**Directions**:
**1)** In the technical specifications, what power output is listed for the engine?
**2)** From the technical specifications, list every measurement given in millimeters, along with what each one measures.
[[ Text excerpt, beginning ]]
Technical specifications
- Chassis: Moulded carbon fibre composite structure
- Suspension (front): Double wishbones, pushrod-operated rockers
- Suspension (rear): Double wishbones, pushrod-operated rockers
- Axle track: Front: 1,500 mm (59 in) Rear: 1,418 mm (55.8 in)
- Wheelbase: 3,050 mm (120.1 in)
- Engine: Mugen-Honda MF-301HD, 2,999 cc (183.0 cu in), 72° V10, NA, mid-engine, longitudinally-mounted
- Transmission: Jordan 6-speed sequential semi-automatic
- Power: 680 hp @ 15,000 rpm
- Weight: 600 kg (1,323 lb) (inc. driver.)
[[ Text excerpt, end ]]
[[ Dataset content, beginning ]]
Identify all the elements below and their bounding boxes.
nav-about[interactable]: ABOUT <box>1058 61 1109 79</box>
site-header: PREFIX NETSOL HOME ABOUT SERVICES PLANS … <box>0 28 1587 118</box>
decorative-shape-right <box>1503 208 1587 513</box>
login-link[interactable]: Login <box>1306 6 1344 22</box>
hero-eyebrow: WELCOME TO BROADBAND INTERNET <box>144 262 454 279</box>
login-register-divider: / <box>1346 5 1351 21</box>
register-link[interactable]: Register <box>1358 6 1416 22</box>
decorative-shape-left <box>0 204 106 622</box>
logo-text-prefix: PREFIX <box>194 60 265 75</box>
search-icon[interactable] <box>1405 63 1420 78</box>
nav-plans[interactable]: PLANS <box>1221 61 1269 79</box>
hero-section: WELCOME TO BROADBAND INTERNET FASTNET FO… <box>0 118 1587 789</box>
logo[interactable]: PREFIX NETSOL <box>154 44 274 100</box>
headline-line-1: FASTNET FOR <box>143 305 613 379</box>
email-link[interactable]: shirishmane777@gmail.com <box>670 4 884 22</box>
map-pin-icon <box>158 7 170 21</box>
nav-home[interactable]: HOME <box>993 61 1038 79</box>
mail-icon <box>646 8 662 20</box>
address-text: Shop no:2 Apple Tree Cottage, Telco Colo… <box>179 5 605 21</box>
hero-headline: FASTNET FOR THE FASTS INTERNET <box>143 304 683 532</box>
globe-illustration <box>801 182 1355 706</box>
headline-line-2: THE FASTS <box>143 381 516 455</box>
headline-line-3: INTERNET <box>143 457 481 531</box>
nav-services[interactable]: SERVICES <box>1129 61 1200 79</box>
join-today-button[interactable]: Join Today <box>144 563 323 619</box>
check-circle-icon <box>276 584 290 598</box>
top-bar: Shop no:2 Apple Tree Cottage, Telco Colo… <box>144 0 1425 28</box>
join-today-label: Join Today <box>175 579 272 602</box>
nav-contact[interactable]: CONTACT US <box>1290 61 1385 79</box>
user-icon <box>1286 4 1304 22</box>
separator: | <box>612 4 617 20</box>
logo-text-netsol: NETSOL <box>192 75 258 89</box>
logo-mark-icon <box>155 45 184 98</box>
[[ Dataset content, end ]]
**Numbered answers**:
**1)** 680 hp at 15,000 rpm.

**2)**
- Front axle track: 1,500 mm
- Rear axle track: 1,418 mm
- Wheelbase: 3,050 mm